### EXCERPTED DATA ###

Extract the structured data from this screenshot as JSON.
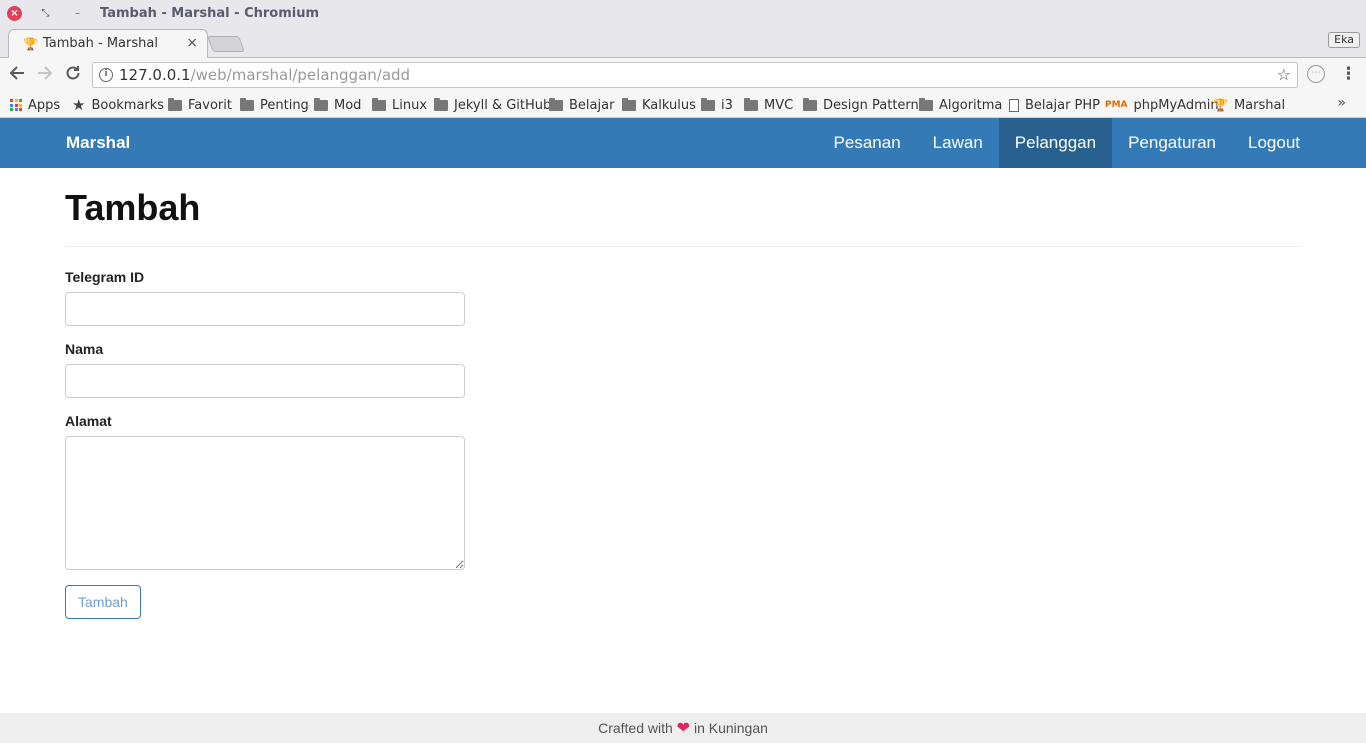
{
  "window": {
    "title": "Tambah - Marshal - Chromium",
    "close_glyph": "×",
    "restore_glyph": "⤡",
    "minimize_glyph": "–"
  },
  "tab": {
    "title": "Tambah - Marshal",
    "close_glyph": "×",
    "favicon": "trophy-icon"
  },
  "profile": {
    "name": "Eka"
  },
  "address_bar": {
    "host": "127.0.0.1",
    "path": "/web/marshal/pelanggan/add"
  },
  "bookmarks": {
    "items": [
      {
        "label": "Apps",
        "icon": "apps-grid-icon"
      },
      {
        "label": "Bookmarks",
        "icon": "star-icon"
      },
      {
        "label": "Favorit",
        "icon": "folder-icon"
      },
      {
        "label": "Penting",
        "icon": "folder-icon"
      },
      {
        "label": "Mod",
        "icon": "folder-icon"
      },
      {
        "label": "Linux",
        "icon": "folder-icon"
      },
      {
        "label": "Jekyll & GitHub",
        "icon": "folder-icon"
      },
      {
        "label": "Belajar",
        "icon": "folder-icon"
      },
      {
        "label": "Kalkulus",
        "icon": "folder-icon"
      },
      {
        "label": "i3",
        "icon": "folder-icon"
      },
      {
        "label": "MVC",
        "icon": "folder-icon"
      },
      {
        "label": "Design Pattern",
        "icon": "folder-icon"
      },
      {
        "label": "Algoritma",
        "icon": "folder-icon"
      },
      {
        "label": "Belajar PHP",
        "icon": "page-icon"
      },
      {
        "label": "phpMyAdmin",
        "icon": "phpmyadmin-icon"
      },
      {
        "label": "Marshal",
        "icon": "trophy-icon"
      }
    ],
    "more": "»"
  },
  "navbar": {
    "brand": "Marshal",
    "items": [
      {
        "label": "Pesanan"
      },
      {
        "label": "Lawan"
      },
      {
        "label": "Pelanggan"
      },
      {
        "label": "Pengaturan"
      },
      {
        "label": "Logout"
      }
    ],
    "active": "Pelanggan",
    "color": "#337ab7",
    "active_color": "#286090"
  },
  "page": {
    "title": "Tambah"
  },
  "form": {
    "telegram_label": "Telegram ID",
    "telegram_value": "",
    "nama_label": "Nama",
    "nama_value": "",
    "alamat_label": "Alamat",
    "alamat_value": "",
    "submit_label": "Tambah"
  },
  "footer": {
    "before": "Crafted with",
    "heart": "❤",
    "after": "in Kuningan"
  }
}
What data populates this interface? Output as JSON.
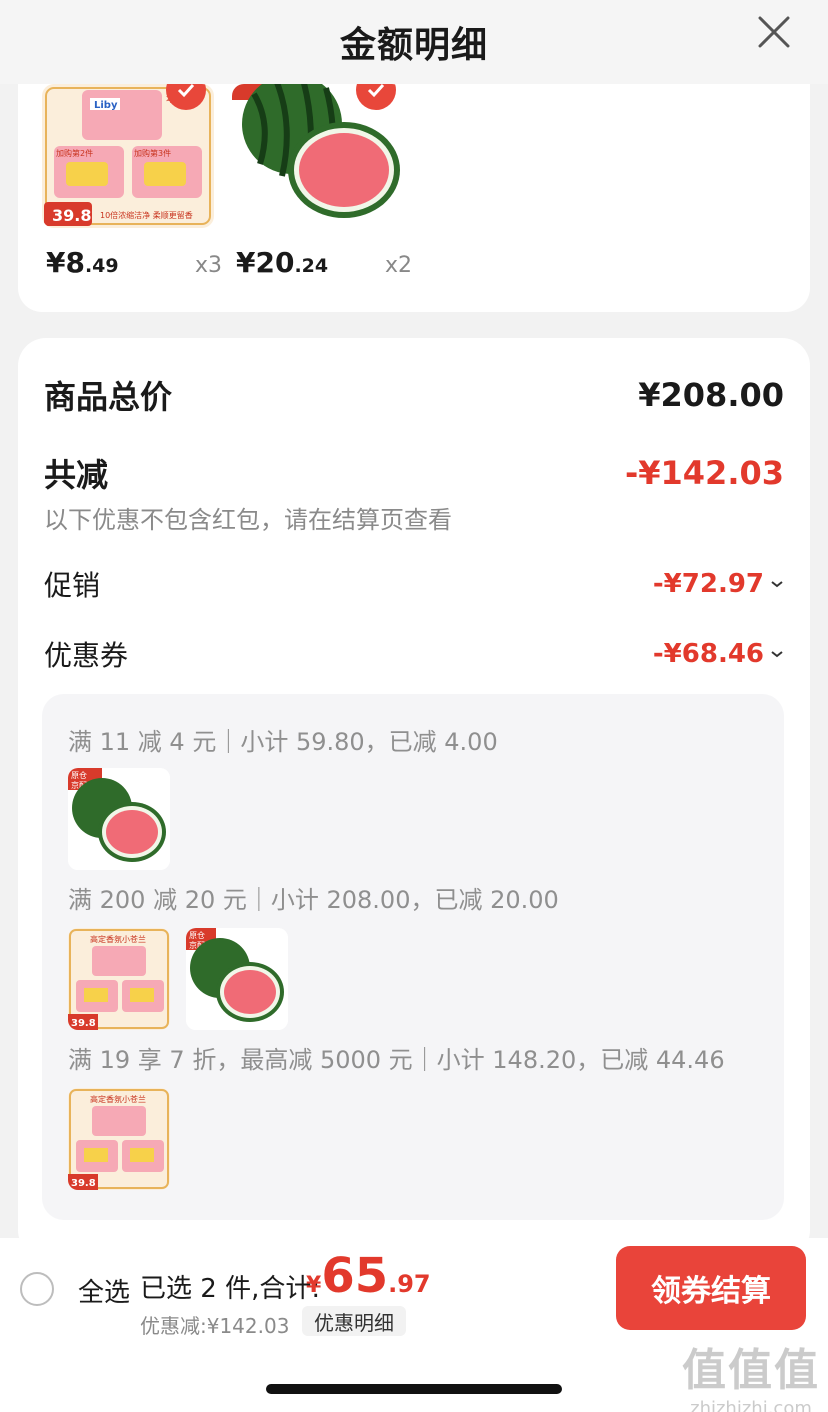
{
  "header": {
    "title": "金额明细",
    "close_icon": "close-icon"
  },
  "products": [
    {
      "name_hint": "Liby",
      "image_text": {
        "brand": "Liby",
        "price_badge": "39.8",
        "promo1": "加购第2件",
        "promo2": "加购第3件",
        "tagline": "10倍浓缩洁净 柔顺更留香",
        "corner": "本品"
      },
      "price_int": "¥8",
      "price_dec": ".49",
      "qty": "x3"
    },
    {
      "name_hint": "",
      "price_int": "¥20",
      "price_dec": ".24",
      "qty": "x2"
    }
  ],
  "summary": {
    "total_label": "商品总价",
    "total_value": "¥208.00",
    "reduce_label": "共减",
    "reduce_value": "-¥142.03",
    "note": "以下优惠不包含红包，请在结算页查看",
    "promo_label": "促销",
    "promo_value": "-¥72.97",
    "coupon_label": "优惠券",
    "coupon_value": "-¥68.46"
  },
  "coupon_details": [
    {
      "line": "满 11 减 4 元｜小计 59.80，已减 4.00"
    },
    {
      "line": "满 200 减 20 元｜小计 208.00，已减 20.00"
    },
    {
      "line": "满 19 享 7 折，最高减 5000 元｜小计 148.20，已减 44.46"
    }
  ],
  "mini_labels": {
    "fresh_badge": "原仓\n京配",
    "liby_title": "高定香氛小苍兰",
    "liby_price": "39.8"
  },
  "bottom": {
    "select_all": "全选",
    "selected": "已选 2 件,合计:",
    "currency": "¥",
    "total_int": "65",
    "total_dec": ".97",
    "discount": "优惠减:¥142.03",
    "detail_button": "优惠明细",
    "checkout_button": "领券结算"
  },
  "watermark": {
    "logo": "值值值",
    "url": "zhizhizhi.com"
  },
  "colors": {
    "accent": "#e2392c",
    "button": "#e9443a",
    "background": "#f2f2f2"
  }
}
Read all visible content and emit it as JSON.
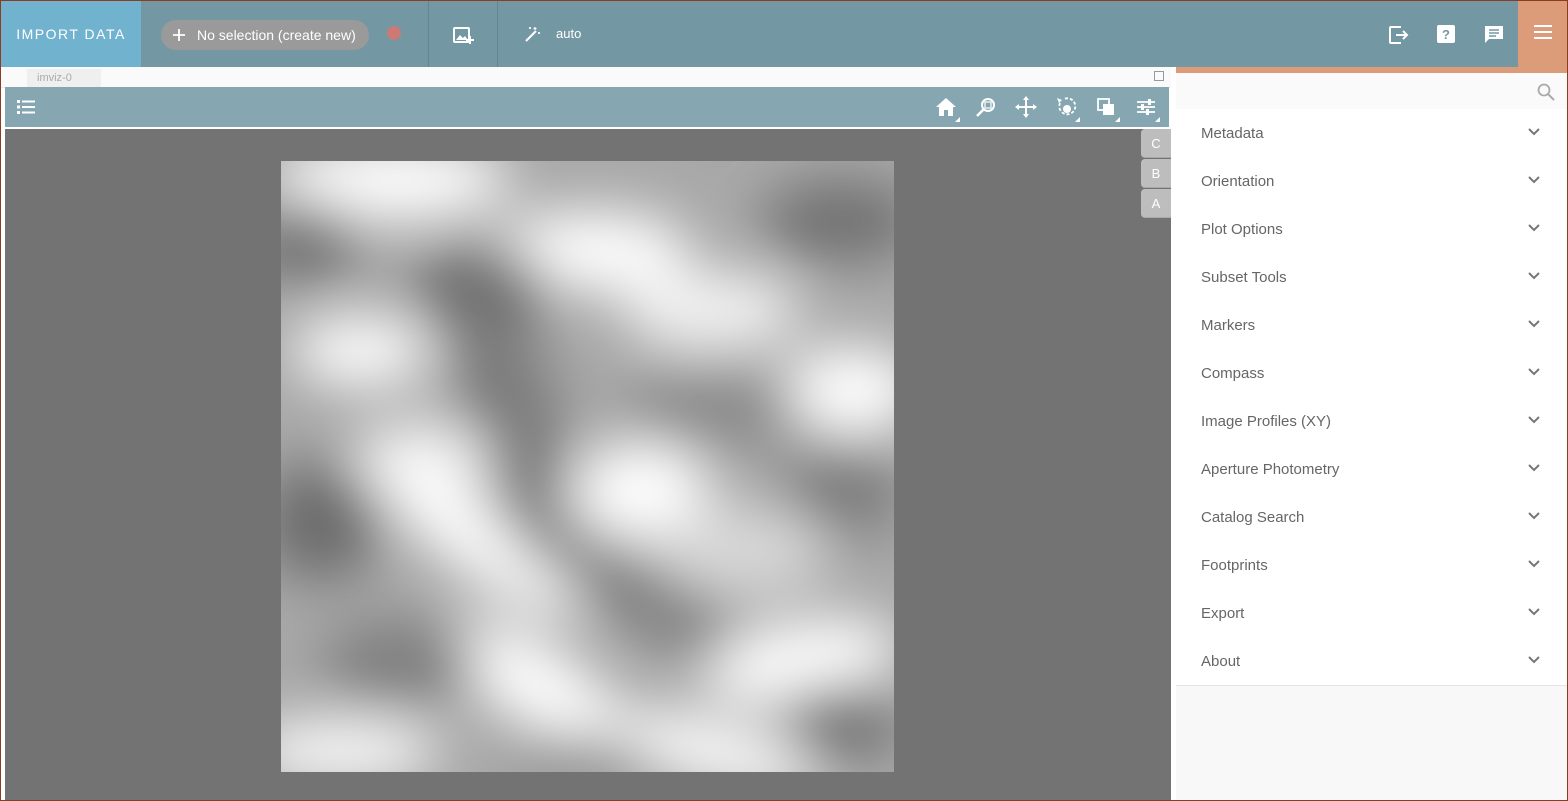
{
  "topbar": {
    "import_label": "IMPORT DATA",
    "selection_label": "No selection (create new)",
    "auto_label": "auto",
    "icons": [
      "plus-icon",
      "record-dot-icon",
      "add-image-icon",
      "magic-wand-icon",
      "export-icon",
      "help-icon",
      "feedback-icon",
      "menu-icon"
    ],
    "colors": {
      "bar": "#7498a3",
      "import": "#71b3cf",
      "accent": "#dc9c79"
    }
  },
  "viewer": {
    "tab_label": "imviz-0",
    "layers": [
      "C",
      "B",
      "A"
    ],
    "tools": [
      "home-icon",
      "zoom-box-icon",
      "pan-icon",
      "rotate-zoom-icon",
      "layers-icon",
      "settings-sliders-icon"
    ]
  },
  "tray": {
    "search_placeholder": "",
    "plugins": [
      {
        "label": "Metadata"
      },
      {
        "label": "Orientation"
      },
      {
        "label": "Plot Options"
      },
      {
        "label": "Subset Tools"
      },
      {
        "label": "Markers"
      },
      {
        "label": "Compass"
      },
      {
        "label": "Image Profiles (XY)"
      },
      {
        "label": "Aperture Photometry"
      },
      {
        "label": "Catalog Search"
      },
      {
        "label": "Footprints"
      },
      {
        "label": "Export"
      },
      {
        "label": "About"
      }
    ]
  }
}
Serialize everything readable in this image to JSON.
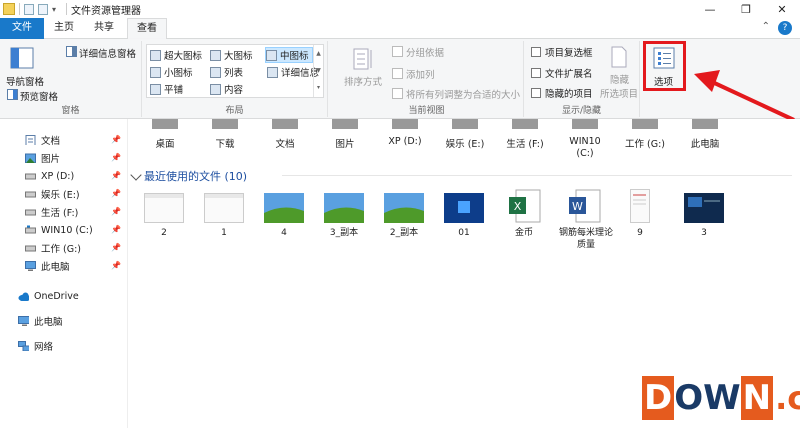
{
  "window": {
    "title": "文件资源管理器",
    "minimize": "—",
    "maximize": "❐",
    "close": "✕"
  },
  "tabs": {
    "file": "文件",
    "home": "主页",
    "share": "共享",
    "view": "查看"
  },
  "ribbon": {
    "pane": {
      "nav_pane": "导航窗格",
      "preview_pane": "预览窗格",
      "details_pane": "详细信息窗格",
      "label": "窗格"
    },
    "layout": {
      "xlarge": "超大图标",
      "large": "大图标",
      "medium": "中图标",
      "small": "小图标",
      "list": "列表",
      "details": "详细信息",
      "tiles": "平铺",
      "content": "内容",
      "label": "布局"
    },
    "current_view": {
      "sort": "排序方式",
      "group": "分组依据",
      "add_column": "添加列",
      "fit_columns": "将所有列调整为合适的大小",
      "label": "当前视图"
    },
    "show_hide": {
      "item_checkboxes": "项目复选框",
      "file_ext": "文件扩展名",
      "hidden_items": "隐藏的项目",
      "hide": "隐藏",
      "selected_items": "所选项目",
      "label": "显示/隐藏"
    },
    "options": {
      "label": "选项"
    }
  },
  "nav": {
    "items": [
      {
        "label": "文档",
        "pinned": true
      },
      {
        "label": "图片",
        "pinned": true
      },
      {
        "label": "XP (D:)",
        "pinned": true
      },
      {
        "label": "娱乐 (E:)",
        "pinned": true
      },
      {
        "label": "生活 (F:)",
        "pinned": true
      },
      {
        "label": "WIN10 (C:)",
        "pinned": true
      },
      {
        "label": "工作 (G:)",
        "pinned": true
      },
      {
        "label": "此电脑",
        "pinned": true
      },
      {
        "label": "OneDrive",
        "pinned": false
      },
      {
        "label": "此电脑",
        "pinned": false
      },
      {
        "label": "网络",
        "pinned": false
      }
    ],
    "pin_glyph": "📌"
  },
  "frequent": {
    "items": [
      "桌面",
      "下载",
      "文档",
      "图片",
      "XP (D:)",
      "娱乐 (E:)",
      "生活 (F:)",
      "WIN10\n(C:)",
      "工作 (G:)",
      "此电脑"
    ]
  },
  "recent": {
    "header": "最近使用的文件 (10)",
    "items": [
      "2",
      "1",
      "4",
      "3_副本",
      "2_副本",
      "01",
      "金币",
      "钢筋每米理论质量",
      "9",
      "3"
    ]
  },
  "watermark": {
    "d": "D",
    "ow": "OW",
    "n": "N",
    "cc": ".cc"
  },
  "colors": {
    "accent": "#1979ca",
    "highlight": "#e3191d",
    "selected": "#cce8ff"
  }
}
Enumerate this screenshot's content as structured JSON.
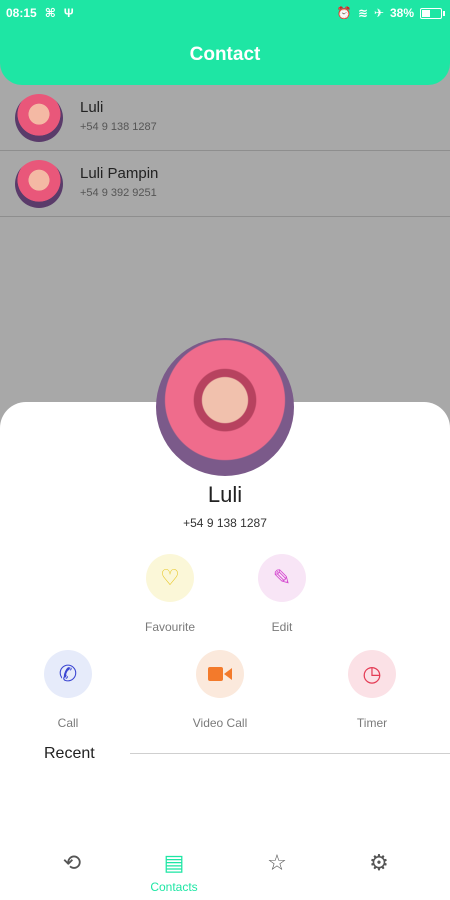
{
  "status_bar": {
    "time": "08:15",
    "battery_text": "38%",
    "battery_level": 0.38
  },
  "header": {
    "title": "Contact"
  },
  "contacts": [
    {
      "name": "Luli",
      "phone": "+54 9 138 1287"
    },
    {
      "name": "Luli Pampin",
      "phone": "+54 9 392 9251"
    }
  ],
  "detail": {
    "name": "Luli",
    "phone": "+54 9 138 1287",
    "actions": {
      "favourite": "Favourite",
      "edit": "Edit",
      "call": "Call",
      "video_call": "Video Call",
      "timer": "Timer"
    },
    "recent_label": "Recent"
  },
  "nav": {
    "contacts_label": "Contacts"
  },
  "colors": {
    "accent": "#1ee6a4",
    "overlay": "#a8a8a8"
  }
}
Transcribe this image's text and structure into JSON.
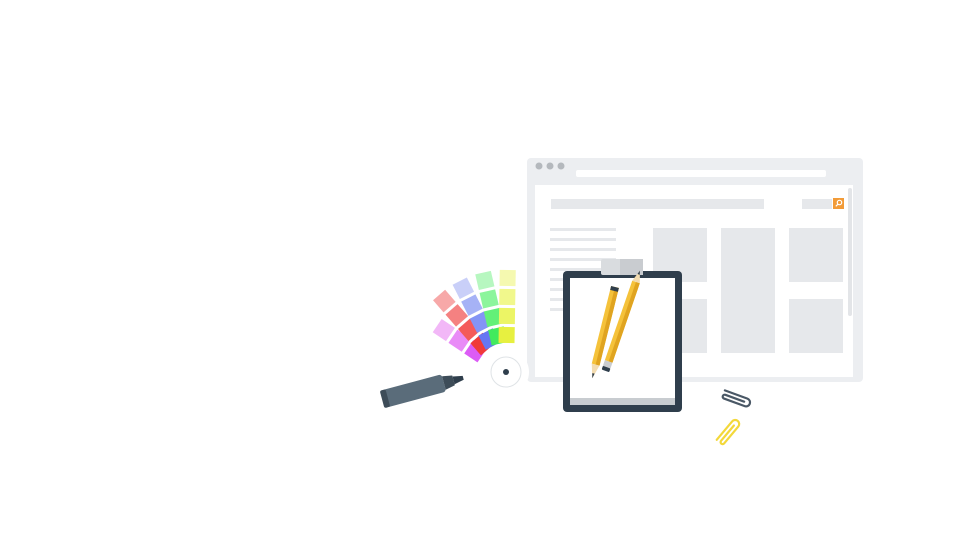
{
  "scene": {
    "browser_mock": {
      "window_dots": 3,
      "search_icon": "search-icon",
      "accent": "#f29b38",
      "sidebar_line_count": 9,
      "content_blocks": 5
    },
    "color_fan": {
      "columns": [
        [
          "#f2b7f7",
          "#e98bf7",
          "#dc5cf6"
        ],
        [
          "#f7a8a8",
          "#f58181",
          "#f45a5a",
          "#f03a3a"
        ],
        [
          "#c9cff8",
          "#a6b2f6",
          "#8494f5",
          "#6676f2"
        ],
        [
          "#b7f7c0",
          "#8cf59c",
          "#63f078",
          "#42ea5d"
        ],
        [
          "#f5f9b0",
          "#f1f88c",
          "#ecf565",
          "#e7f040"
        ]
      ]
    },
    "clipboard": {
      "pencil_color": "#f5c23a",
      "pencil_shade": "#e0a420",
      "frame_color": "#2f3e4c"
    },
    "marker": {
      "body_color": "#5a6c7a",
      "cap_color": "#3d4c58"
    },
    "paperclips": [
      {
        "color": "#4a5866"
      },
      {
        "color": "#f3d83a"
      }
    ]
  }
}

###

GIVEN REQUEST
Filter lines by "trophy" and return each hit.

RESULT OF THIS EXERCISE
    "favicon": "trophy-icon"
        "icon": "trophy-icon"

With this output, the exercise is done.